-- TASK REQUIREMENTS --
Each entry must be reproduced precisely as it stands.

-- WORKING DATA --
# # # # #

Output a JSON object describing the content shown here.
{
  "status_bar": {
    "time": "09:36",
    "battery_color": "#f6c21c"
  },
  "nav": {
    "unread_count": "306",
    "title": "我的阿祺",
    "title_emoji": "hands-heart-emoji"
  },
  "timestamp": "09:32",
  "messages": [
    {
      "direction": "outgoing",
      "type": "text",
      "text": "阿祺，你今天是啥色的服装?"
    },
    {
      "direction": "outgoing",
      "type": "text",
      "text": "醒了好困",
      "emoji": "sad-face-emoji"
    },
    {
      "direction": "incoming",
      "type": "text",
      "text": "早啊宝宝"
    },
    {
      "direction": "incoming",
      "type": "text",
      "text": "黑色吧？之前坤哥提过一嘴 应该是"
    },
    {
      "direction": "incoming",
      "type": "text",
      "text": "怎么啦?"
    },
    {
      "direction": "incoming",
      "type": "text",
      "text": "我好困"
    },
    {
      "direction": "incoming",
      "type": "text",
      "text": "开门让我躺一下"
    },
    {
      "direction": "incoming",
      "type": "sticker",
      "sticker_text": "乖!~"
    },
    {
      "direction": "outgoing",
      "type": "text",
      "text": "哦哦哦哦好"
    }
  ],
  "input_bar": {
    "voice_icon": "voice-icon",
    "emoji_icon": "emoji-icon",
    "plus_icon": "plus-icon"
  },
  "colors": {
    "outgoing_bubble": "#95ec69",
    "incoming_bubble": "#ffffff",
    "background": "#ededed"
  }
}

# # # # #

-- THE COMPLETED TASK --
Output a JSON object describing the content shown here.
{
  "status_bar": {
    "time": "09:36",
    "battery_color": "#f6c21c"
  },
  "nav": {
    "unread_count": "306",
    "title": "我的阿祺",
    "title_emoji": "hands-heart-emoji"
  },
  "timestamp": "09:32",
  "messages": [
    {
      "direction": "outgoing",
      "type": "text",
      "text": "阿祺，你今天是啥色的服装?"
    },
    {
      "direction": "outgoing",
      "type": "text",
      "text": "醒了好困",
      "emoji": "sad-face-emoji"
    },
    {
      "direction": "incoming",
      "type": "text",
      "text": "早啊宝宝"
    },
    {
      "direction": "incoming",
      "type": "text",
      "text": "黑色吧？之前坤哥提过一嘴 应该是"
    },
    {
      "direction": "incoming",
      "type": "text",
      "text": "怎么啦?"
    },
    {
      "direction": "incoming",
      "type": "text",
      "text": "我好困"
    },
    {
      "direction": "incoming",
      "type": "text",
      "text": "开门让我躺一下"
    },
    {
      "direction": "incoming",
      "type": "sticker",
      "sticker_text": "乖!~"
    },
    {
      "direction": "outgoing",
      "type": "text",
      "text": "哦哦哦哦好"
    }
  ],
  "input_bar": {
    "voice_icon": "voice-icon",
    "emoji_icon": "emoji-icon",
    "plus_icon": "plus-icon"
  },
  "colors": {
    "outgoing_bubble": "#95ec69",
    "incoming_bubble": "#ffffff",
    "background": "#ededed"
  }
}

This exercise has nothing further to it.